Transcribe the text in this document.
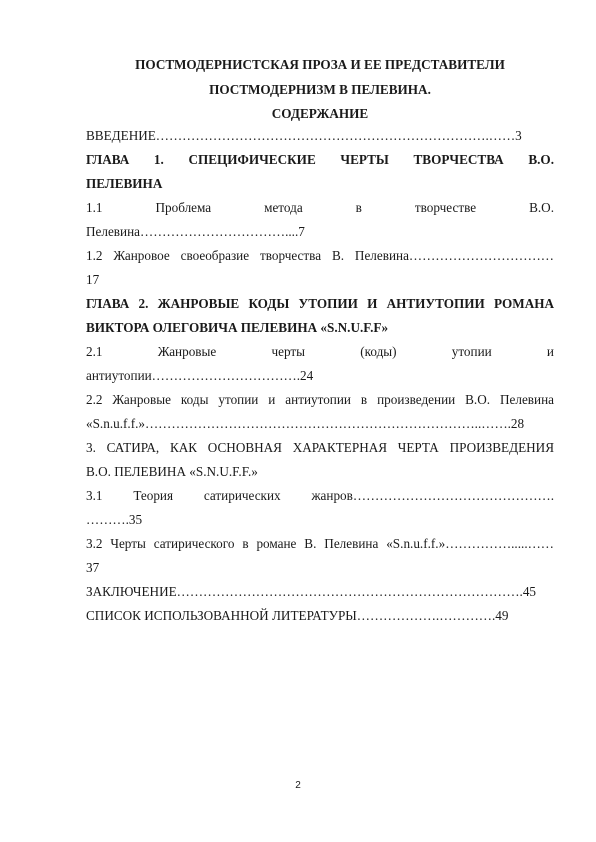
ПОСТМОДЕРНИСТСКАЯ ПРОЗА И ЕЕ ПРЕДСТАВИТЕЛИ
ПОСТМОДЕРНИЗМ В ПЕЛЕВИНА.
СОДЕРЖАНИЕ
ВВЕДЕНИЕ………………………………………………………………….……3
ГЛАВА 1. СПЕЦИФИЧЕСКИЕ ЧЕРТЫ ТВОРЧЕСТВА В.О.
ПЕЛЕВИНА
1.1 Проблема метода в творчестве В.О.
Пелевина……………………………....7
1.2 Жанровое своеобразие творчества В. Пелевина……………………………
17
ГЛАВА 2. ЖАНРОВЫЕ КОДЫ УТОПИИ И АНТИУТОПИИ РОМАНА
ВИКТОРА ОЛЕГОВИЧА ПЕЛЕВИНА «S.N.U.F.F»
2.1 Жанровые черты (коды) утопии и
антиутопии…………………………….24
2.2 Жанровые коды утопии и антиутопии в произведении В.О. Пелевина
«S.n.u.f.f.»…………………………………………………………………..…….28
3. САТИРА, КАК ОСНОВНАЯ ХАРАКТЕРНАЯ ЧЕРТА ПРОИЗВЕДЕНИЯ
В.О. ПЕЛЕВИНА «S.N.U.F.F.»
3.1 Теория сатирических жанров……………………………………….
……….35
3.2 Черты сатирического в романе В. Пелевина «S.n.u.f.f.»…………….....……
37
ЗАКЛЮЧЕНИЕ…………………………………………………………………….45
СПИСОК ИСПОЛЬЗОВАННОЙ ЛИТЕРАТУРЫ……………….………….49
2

==

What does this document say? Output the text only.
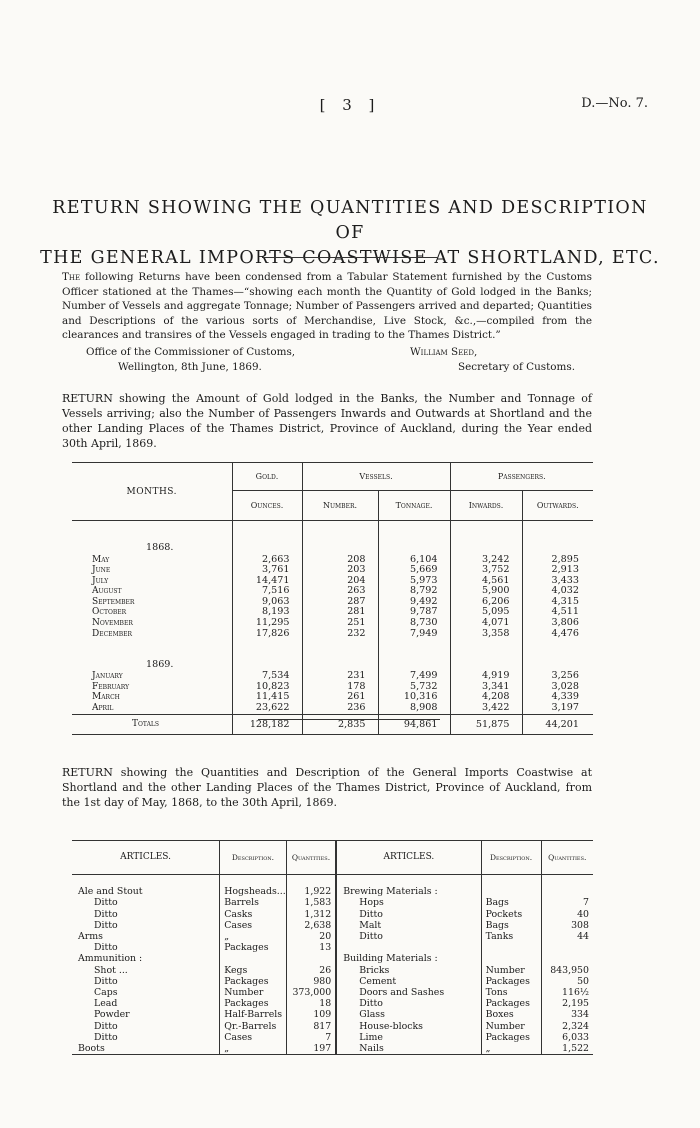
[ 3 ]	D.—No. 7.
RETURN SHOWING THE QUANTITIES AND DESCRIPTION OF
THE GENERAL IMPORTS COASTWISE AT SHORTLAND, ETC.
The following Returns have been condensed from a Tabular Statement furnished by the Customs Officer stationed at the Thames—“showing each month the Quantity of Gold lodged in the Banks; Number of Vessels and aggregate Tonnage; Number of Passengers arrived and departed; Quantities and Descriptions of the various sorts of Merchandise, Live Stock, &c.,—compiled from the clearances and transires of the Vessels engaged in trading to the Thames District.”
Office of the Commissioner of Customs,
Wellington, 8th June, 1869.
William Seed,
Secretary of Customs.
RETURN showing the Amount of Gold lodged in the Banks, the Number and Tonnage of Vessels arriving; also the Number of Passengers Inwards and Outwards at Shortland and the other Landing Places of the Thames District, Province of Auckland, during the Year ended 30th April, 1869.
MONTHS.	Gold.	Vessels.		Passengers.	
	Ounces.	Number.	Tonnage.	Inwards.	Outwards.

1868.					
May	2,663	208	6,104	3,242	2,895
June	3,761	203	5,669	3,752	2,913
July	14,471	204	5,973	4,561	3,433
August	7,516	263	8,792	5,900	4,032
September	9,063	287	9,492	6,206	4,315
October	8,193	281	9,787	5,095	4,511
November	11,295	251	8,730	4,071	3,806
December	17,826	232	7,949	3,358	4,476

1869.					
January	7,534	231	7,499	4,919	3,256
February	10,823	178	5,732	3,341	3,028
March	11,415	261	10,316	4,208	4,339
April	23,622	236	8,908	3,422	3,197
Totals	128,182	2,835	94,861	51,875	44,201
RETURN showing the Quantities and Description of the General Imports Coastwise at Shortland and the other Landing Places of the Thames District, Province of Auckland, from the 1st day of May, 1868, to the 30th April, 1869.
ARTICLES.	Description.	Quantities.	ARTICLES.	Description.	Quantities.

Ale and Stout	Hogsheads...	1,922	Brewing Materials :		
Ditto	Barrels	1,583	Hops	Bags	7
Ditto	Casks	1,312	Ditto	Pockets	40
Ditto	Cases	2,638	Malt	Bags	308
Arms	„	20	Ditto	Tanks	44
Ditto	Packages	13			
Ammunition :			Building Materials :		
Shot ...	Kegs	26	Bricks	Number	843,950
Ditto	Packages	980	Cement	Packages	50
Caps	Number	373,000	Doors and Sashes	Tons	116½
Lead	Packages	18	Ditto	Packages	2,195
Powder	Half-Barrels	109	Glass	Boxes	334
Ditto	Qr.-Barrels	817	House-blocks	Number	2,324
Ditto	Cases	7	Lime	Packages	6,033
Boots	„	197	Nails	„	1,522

* _STATED PROBLEM_:
Find each line holding "Cases". Copy it out.

* _EXERCISE SOLUTION_:
Ditto	Cases	2,638	Malt	Bags	308
Ditto	Cases	7	Lime	Packages	6,033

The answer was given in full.